> _PASSAGE SHOWN_
-*-*-

Re: [PATCH] arm64: kvm: Expose timer offset directly via KVM_{GET,SET}_ONE_REG

From: Marc Zyngier <maz@kernel.org>
To: Simon Veith <sveith@amazon.de>
Cc: <dwmw2@infradead.org>, Catalin Marinas <catalin.marinas@arm.com>,
	Will Deacon <will@kernel.org>, James Morse <james.morse@arm.com>,
	Suzuki K Poulose <suzuki.poulose@arm.com>,
	Oliver Upton <oliver.upton@linux.dev>,
	Zenghui Yu <yuzenghui@huawei.com>,
	<linux-arm-kernel@lists.infradead.org>
Subject: Re: [PATCH] arm64: kvm: Expose timer offset directly via KVM_{GET,SET}_ONE_REG
Date: Thu, 02 Feb 2023 13:50:58 +0000	[thread overview]
Message-ID: <86a61w18hp.wl-maz@kernel.org> (raw)
In-Reply-To: <20230202121314.206195-1-sveith@amazon.de>

Hi Simon,

On Thu, 02 Feb 2023 12:13:14 +0000,
Simon Veith <sveith@amazon.de> wrote:
> 
> The virtual timer count register (CNTVCT_EL0) is virtualized by
> configuring offset register CNTVOFF_EL2 to subtract from the underlying
> raw hardware timer count when the guest reads the current count.
> 
> Currently, we offer userspace the ability to serialize and deserialize
> only the absolute count register value, using KVM_{GET,SET}_ONE_REG with
> KVM_REG_ARM_TIMER_CNT. Internally, we then compute and set the offset
> register accordingly to obtain the requested count value.
> 
> Allowing to set this timer count register only by absolute value poses
> some problems to virtual machine monitors that try to maintain the
> illusion of continuously ticking clocks to the guest: In workflows like
> live migration or liveupdate, the timers must be increased artificially
> to account for pause time.

"must" is a pretty strong word. Given that this isn't advertised as
stolen time to the guest, any sort of time-sensitive process (such as
an in-guest watchdog) is likely to be ticked the wrong way if you
start adding that time to the counter.

For example, QEMU doesn't do that, and wants time continuity, hence
the current behaviour.

-*-*-

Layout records
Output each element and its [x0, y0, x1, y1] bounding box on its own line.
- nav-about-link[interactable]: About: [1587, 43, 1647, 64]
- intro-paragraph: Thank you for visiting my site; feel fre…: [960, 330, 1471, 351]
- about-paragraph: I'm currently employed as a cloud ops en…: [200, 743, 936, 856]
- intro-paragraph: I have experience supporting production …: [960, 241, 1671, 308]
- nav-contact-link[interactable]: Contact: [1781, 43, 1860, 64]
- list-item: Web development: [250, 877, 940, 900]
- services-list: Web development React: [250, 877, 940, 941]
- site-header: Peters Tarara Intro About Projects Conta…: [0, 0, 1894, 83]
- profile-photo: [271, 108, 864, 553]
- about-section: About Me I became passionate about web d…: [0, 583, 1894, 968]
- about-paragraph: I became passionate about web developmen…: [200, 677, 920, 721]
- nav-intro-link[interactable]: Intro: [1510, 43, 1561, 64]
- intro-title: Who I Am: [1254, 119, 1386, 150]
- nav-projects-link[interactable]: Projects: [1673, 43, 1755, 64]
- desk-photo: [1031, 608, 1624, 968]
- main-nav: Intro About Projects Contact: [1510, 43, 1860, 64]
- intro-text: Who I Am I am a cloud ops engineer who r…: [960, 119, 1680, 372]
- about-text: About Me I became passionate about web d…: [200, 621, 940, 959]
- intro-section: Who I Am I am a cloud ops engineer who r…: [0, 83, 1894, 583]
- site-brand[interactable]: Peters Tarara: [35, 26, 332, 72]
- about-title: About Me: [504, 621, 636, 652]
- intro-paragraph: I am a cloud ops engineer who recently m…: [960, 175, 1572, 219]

-*-*-

> _STATED GOAL A_
From the KVM timer patch reply, return the portion between "In-Reply-To: <20230202121314.206195-1-sveith@amazon.de>" and "the current count.", inclusive.
> _STATED GOAL B_
Translate this sentence from the KVM timer patch reply into Spanish: "For example, QEMU doesn't do that, and wants time continuity, hence the current behaviour."
> _STATED GOAL C_
Write what comes next in the KVM timer patch reply, picking up after its last sentence.

> _FINAL ANSWER A_
In-Reply-To: <20230202121314.206195-1-sveith@amazon.de>

Hi Simon,

On Thu, 02 Feb 2023 12:13:14 +0000,
Simon Veith <sveith@amazon.de> wrote:
> 
> The virtual timer count register (CNTVCT_EL0) is virtualized by
> configuring offset register CNTVOFF_EL2 to subtract from the underlying
> raw hardware timer count when the guest reads the current count.

> _FINAL ANSWER B_
Por ejemplo, QEMU no hace eso y quiere continuidad temporal, de ahí el comportamiento actual.

> _FINAL ANSWER C_
> 
> Any delays between userspace computing the correct timer count value and
> actually setting it in kernel space by KVM_SET_ONE_REG (such as can be
> incurred by scheduling) become visible as under-accounted pause time in
> the guest, meaning the guest observes that its system clock seems to
> have fallen behind its NTP time reference.
> 
> The issue is further complicated when vCPU setup is performed by
> independent threads which may experience different delays, leading to
> jitter between the clocks of different vCPUs.

How? I really hope that you will have restored *all* the vcpus before
restarting any. If you don't, your userspace is buggy.

> 
> We could deliver a more stable timer in such scenarios if we allowed
> userspace to set the offset with regards to the physical counter
> directly.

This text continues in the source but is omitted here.